**Data shown:**

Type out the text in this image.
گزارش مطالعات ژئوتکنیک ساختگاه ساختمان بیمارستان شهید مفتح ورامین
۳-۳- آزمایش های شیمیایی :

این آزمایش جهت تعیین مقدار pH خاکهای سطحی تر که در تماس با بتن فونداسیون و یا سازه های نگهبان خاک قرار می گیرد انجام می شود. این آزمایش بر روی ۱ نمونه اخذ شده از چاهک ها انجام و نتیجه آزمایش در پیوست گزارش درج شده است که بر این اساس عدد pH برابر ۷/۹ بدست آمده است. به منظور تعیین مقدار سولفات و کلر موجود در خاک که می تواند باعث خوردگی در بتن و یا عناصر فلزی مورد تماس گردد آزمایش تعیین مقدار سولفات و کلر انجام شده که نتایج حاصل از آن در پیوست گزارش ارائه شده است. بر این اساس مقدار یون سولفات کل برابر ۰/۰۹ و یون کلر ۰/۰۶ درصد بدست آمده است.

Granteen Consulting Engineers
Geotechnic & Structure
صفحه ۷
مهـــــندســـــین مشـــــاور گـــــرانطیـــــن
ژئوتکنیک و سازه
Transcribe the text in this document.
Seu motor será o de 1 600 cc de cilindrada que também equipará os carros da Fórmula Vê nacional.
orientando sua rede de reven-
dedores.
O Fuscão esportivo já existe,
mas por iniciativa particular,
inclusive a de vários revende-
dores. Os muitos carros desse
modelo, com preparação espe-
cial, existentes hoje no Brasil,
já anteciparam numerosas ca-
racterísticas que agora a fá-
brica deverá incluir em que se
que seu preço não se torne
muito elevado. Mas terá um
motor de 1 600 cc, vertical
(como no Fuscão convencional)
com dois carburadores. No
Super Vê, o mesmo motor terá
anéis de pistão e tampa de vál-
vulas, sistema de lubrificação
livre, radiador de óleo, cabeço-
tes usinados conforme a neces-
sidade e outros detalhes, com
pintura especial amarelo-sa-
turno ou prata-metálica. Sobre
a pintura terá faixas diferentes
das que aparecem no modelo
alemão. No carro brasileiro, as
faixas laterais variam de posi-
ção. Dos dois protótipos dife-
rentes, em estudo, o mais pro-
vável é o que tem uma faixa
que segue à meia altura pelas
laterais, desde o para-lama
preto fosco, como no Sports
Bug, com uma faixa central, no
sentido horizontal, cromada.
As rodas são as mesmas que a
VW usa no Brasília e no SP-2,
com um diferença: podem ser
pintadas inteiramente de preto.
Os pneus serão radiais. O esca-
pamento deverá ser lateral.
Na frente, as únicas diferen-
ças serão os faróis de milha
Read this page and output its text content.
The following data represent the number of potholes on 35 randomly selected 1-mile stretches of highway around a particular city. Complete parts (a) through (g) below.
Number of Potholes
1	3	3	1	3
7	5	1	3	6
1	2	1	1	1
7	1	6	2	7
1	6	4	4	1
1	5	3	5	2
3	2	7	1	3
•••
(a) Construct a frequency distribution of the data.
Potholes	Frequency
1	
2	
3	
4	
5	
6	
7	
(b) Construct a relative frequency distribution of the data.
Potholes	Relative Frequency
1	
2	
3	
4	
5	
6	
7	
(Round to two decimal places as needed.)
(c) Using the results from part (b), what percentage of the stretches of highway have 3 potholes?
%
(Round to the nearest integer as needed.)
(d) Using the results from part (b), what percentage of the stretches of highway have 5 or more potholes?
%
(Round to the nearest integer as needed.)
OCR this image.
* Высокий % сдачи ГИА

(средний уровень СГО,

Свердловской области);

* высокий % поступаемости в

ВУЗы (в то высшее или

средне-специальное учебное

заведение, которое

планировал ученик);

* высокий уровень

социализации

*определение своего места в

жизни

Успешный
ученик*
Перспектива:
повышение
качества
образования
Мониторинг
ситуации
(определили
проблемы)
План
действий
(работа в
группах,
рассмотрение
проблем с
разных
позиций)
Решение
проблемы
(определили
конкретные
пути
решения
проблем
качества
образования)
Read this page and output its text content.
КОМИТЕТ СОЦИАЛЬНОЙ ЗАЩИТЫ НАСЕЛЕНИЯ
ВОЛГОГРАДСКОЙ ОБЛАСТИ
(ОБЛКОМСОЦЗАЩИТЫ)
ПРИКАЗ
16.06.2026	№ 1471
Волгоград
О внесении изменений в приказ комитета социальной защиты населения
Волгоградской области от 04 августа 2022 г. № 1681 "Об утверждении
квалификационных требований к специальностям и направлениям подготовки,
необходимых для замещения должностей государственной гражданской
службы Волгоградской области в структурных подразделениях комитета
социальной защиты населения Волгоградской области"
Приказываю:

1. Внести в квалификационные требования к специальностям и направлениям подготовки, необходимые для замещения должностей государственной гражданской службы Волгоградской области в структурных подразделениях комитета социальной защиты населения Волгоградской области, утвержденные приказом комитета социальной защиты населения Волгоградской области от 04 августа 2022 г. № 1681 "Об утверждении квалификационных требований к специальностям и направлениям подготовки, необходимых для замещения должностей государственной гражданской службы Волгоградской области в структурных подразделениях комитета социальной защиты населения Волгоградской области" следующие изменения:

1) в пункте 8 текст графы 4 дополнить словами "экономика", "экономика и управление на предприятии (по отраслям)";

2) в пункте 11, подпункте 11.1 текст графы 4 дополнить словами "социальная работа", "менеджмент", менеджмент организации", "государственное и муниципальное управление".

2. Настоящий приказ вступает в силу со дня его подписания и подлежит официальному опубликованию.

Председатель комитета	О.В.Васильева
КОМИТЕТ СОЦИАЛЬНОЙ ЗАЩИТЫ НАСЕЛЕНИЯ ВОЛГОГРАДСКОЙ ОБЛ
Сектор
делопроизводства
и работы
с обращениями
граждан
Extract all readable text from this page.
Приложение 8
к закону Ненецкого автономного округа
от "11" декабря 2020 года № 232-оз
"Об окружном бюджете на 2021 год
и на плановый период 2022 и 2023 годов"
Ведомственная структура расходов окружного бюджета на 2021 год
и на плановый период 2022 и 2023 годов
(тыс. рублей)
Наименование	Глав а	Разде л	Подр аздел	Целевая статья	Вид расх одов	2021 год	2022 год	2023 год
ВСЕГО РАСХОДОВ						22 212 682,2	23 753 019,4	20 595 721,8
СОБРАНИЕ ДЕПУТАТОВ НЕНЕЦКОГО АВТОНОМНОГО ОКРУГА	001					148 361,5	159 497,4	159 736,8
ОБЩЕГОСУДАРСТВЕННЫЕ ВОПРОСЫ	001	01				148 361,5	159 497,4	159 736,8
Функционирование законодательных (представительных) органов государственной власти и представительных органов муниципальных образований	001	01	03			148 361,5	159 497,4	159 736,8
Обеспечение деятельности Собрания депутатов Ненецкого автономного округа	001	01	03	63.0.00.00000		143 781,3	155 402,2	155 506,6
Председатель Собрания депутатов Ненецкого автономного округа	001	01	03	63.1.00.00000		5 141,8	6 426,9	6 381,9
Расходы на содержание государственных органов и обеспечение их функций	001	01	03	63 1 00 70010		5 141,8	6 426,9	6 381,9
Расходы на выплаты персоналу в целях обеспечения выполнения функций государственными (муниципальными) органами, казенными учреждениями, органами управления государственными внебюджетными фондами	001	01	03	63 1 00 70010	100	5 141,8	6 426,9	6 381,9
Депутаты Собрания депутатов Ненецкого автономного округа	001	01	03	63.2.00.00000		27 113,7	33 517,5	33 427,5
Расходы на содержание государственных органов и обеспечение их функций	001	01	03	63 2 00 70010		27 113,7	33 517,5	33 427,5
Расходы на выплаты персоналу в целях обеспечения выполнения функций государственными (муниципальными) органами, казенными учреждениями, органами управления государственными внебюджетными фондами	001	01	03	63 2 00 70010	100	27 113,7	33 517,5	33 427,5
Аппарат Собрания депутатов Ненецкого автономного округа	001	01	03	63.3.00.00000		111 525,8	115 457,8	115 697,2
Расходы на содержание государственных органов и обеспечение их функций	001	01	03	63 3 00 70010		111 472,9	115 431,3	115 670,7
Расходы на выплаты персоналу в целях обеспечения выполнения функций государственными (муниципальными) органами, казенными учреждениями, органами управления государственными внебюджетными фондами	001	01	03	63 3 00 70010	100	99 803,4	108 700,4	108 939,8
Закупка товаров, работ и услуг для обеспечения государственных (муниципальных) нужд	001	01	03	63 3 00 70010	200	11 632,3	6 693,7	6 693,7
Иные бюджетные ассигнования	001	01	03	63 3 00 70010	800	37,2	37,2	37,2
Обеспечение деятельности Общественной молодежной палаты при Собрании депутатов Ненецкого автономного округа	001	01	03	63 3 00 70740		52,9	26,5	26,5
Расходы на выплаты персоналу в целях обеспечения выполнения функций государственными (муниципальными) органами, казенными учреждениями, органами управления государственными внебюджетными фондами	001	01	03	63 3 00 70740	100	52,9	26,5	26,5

**What you should do:** Search the entries for "государственной" and copy out each line that has it.

**Solved exercise:**
необходимых для замещения должностей государственной гражданской
1. Внести в квалификационные требования к специальностям и направлениям подготовки, необходимые для замещения должностей государственной гражданской службы Волгоградской области в структурных подразделениях комитета социальной защиты населения Волгоградской области, утвержденные приказом комитета социальной защиты населения Волгоградской области от 04 августа 2022 г. № 1681 "Об утверждении квалификационных требований к специальностям и направлениям подготовки, необходимых для замещения должностей государственной гражданской службы Волгоградской области в структурных подразделениях комитета социальной защиты населения Волгоградской области" следующие изменения:
Функционирование законодательных (представительных) органов государственной власти и представительных органов муниципальных образований	001	01	03			148 361,5	159 497,4	159 736,8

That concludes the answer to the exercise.